-- START OF Given information --

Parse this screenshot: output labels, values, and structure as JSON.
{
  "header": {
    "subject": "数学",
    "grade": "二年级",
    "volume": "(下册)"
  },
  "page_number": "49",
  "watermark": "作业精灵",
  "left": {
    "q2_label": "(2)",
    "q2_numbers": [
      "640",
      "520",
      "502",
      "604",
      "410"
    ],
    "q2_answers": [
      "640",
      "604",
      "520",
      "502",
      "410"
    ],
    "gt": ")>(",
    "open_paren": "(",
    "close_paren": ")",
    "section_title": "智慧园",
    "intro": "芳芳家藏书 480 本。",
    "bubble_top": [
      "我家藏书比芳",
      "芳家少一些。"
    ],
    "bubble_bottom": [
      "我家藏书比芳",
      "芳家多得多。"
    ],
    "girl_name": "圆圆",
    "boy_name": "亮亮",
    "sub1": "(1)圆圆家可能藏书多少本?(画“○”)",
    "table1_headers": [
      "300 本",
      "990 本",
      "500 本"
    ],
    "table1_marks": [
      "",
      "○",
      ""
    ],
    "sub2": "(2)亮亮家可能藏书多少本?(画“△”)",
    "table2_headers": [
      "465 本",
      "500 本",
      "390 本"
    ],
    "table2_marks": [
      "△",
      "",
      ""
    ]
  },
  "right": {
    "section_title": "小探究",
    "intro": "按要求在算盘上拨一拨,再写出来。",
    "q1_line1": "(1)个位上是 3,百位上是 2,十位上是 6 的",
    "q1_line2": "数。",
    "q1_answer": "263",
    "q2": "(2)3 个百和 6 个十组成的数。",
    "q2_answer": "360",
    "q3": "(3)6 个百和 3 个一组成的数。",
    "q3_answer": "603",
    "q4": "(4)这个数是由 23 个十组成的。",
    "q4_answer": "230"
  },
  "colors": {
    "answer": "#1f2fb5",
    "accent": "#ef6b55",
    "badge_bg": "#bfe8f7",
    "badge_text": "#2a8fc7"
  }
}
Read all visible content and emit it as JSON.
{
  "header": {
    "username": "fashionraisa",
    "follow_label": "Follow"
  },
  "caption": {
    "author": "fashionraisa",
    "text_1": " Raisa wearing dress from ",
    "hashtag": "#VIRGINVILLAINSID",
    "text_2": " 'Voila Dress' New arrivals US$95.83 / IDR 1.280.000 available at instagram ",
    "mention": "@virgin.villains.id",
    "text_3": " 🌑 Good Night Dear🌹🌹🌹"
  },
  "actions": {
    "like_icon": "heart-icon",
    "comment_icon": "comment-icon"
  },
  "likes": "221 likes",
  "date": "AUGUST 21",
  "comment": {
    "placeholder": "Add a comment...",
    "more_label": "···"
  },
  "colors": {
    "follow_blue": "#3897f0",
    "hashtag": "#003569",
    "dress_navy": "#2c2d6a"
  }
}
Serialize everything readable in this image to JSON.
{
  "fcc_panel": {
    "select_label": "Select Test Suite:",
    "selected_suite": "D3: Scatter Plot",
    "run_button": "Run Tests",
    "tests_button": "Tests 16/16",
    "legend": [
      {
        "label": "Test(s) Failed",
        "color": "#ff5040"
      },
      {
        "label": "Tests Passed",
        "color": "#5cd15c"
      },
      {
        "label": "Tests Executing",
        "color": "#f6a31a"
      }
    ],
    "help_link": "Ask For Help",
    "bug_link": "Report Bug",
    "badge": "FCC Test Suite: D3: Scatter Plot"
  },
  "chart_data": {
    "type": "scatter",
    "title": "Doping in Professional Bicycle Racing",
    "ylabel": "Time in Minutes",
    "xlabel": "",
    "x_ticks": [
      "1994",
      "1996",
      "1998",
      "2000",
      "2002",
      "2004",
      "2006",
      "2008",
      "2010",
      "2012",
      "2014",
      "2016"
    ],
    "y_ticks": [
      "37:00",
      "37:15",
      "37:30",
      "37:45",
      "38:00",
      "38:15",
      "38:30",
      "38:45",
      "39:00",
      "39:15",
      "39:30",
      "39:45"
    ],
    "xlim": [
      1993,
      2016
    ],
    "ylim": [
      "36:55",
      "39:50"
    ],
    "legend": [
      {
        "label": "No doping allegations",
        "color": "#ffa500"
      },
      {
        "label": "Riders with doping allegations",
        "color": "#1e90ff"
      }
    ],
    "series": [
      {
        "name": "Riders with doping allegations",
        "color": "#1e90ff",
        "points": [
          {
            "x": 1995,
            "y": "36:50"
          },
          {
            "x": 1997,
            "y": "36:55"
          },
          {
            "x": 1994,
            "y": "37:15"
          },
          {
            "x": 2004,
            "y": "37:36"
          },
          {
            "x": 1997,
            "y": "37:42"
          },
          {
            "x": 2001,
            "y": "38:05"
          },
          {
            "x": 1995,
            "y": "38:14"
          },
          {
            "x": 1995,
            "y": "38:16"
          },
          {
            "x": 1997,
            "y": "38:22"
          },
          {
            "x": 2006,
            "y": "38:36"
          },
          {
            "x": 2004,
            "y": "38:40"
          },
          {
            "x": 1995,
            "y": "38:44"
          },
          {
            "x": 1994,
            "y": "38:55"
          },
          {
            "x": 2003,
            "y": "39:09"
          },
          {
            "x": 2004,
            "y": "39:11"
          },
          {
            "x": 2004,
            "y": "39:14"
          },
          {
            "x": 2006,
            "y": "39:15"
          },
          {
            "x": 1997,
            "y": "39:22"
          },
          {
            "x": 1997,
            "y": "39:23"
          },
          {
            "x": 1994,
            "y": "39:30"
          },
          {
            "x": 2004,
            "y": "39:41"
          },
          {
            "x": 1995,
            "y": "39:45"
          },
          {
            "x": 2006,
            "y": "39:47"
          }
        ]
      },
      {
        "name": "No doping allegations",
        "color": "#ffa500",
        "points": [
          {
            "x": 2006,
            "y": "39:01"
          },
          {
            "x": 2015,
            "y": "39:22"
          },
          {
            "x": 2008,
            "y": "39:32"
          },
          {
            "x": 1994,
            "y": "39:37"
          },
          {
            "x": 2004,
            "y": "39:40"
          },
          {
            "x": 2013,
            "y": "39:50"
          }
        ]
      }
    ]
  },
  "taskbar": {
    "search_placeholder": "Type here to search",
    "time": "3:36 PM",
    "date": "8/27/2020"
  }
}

-- END OF Given information --

▶ [Direction]: Identify the lines of the data that contain the word "Riders". Copy each of them.

▶ [Written response]:
        "label": "Riders with doping allegations",
        "name": "Riders with doping allegations",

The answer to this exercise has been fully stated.